== Exercise description ==
Select all lines holding the word "icon" from the entries that follow.

== Exercise material ==
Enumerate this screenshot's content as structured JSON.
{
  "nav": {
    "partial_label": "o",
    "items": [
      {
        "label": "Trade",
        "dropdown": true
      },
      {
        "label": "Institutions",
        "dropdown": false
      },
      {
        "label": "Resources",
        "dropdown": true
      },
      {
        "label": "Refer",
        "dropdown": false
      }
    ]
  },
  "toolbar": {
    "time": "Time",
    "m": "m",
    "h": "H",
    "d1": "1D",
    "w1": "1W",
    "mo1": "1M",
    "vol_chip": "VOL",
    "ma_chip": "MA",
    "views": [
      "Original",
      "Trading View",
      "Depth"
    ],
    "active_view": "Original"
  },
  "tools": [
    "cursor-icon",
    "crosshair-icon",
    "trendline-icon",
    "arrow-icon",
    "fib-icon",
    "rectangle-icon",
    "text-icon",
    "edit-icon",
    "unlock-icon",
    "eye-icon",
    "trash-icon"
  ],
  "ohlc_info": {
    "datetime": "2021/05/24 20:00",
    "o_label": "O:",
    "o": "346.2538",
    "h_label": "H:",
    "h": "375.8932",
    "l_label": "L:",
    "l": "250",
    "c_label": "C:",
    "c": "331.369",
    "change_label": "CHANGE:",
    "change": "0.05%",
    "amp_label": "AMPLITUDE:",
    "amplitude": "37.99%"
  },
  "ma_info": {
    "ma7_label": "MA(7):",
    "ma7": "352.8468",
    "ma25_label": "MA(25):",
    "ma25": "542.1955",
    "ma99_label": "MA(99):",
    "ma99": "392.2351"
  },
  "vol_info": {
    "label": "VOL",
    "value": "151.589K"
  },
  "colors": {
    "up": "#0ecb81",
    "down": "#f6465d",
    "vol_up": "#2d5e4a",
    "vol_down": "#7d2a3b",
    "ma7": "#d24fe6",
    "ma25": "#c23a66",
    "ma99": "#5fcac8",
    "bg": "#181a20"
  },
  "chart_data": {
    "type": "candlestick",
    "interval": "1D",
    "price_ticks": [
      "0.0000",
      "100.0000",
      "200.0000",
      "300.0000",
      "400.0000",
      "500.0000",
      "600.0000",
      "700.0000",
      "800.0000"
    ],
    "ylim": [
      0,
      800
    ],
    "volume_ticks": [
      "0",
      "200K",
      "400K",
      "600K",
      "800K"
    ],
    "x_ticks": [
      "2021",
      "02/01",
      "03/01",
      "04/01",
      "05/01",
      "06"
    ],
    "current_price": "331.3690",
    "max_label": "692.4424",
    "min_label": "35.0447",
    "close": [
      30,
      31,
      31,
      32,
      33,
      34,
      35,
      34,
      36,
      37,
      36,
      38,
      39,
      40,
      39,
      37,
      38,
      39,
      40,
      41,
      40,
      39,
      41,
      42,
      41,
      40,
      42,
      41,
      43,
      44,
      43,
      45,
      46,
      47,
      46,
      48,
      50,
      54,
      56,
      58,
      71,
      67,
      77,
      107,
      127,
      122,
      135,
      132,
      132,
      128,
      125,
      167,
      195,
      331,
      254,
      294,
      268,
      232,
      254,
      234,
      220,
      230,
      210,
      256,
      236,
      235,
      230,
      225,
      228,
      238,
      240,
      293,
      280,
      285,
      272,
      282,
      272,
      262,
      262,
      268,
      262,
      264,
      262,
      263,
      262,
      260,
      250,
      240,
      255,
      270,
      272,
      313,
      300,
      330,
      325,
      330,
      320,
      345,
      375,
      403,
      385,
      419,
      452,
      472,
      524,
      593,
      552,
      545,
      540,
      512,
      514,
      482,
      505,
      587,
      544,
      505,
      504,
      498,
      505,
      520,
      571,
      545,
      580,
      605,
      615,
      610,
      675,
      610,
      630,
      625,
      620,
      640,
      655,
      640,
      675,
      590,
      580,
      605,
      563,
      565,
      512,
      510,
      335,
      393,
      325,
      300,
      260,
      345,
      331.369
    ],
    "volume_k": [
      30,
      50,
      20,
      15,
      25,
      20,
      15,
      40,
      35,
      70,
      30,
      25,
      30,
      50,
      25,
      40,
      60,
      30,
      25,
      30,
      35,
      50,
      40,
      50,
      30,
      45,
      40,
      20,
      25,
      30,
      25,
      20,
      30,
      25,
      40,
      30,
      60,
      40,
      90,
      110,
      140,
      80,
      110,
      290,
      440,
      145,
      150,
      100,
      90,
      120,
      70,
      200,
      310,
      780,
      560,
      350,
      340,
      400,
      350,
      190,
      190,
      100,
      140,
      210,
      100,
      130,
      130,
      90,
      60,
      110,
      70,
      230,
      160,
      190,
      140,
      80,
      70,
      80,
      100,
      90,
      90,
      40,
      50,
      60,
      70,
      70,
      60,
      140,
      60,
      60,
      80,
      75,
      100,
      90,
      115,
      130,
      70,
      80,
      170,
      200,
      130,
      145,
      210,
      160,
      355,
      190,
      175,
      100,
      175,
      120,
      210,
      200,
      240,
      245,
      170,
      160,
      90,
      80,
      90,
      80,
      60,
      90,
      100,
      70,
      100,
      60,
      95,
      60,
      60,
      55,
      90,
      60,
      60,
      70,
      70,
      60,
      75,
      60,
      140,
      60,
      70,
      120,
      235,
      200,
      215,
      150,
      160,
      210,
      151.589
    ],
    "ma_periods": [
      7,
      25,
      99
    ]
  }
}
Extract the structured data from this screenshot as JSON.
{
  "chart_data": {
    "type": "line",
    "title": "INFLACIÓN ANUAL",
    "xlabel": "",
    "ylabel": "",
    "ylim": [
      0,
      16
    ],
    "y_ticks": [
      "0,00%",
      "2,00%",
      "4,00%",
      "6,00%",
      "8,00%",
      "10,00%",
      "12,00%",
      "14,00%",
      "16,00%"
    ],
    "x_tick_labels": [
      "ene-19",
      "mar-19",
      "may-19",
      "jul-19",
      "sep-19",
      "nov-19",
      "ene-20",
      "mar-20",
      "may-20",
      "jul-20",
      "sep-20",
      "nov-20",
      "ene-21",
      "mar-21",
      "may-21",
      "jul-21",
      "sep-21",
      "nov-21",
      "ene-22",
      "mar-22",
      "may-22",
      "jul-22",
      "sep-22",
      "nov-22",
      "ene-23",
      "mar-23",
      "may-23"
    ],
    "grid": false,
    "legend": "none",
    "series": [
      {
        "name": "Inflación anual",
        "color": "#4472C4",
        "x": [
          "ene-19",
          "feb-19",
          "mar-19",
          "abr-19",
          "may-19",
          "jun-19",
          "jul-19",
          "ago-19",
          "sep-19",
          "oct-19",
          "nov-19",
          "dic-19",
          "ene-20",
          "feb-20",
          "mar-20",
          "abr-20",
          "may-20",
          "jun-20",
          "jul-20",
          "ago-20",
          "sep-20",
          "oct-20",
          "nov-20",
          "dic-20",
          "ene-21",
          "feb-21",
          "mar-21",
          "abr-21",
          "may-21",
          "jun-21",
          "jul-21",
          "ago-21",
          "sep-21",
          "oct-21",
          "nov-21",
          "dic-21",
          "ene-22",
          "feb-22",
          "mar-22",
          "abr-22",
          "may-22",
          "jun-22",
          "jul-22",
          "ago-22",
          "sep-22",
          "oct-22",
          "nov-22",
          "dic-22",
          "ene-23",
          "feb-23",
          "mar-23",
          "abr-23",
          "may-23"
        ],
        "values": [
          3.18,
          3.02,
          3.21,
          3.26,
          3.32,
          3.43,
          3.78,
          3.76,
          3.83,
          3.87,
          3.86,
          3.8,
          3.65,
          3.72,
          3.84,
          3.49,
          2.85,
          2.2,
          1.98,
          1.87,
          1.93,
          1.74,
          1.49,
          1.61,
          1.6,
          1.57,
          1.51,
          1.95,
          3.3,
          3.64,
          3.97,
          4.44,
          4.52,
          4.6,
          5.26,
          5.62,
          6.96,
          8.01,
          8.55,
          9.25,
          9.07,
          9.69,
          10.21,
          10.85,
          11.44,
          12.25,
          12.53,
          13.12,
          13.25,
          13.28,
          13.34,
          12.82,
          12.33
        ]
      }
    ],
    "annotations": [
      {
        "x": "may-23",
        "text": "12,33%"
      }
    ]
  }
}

== Answer to the exercise ==
    "cursor-icon",
    "crosshair-icon",
    "trendline-icon",
    "arrow-icon",
    "fib-icon",
    "rectangle-icon",
    "text-icon",
    "edit-icon",
    "unlock-icon",
    "eye-icon",
    "trash-icon"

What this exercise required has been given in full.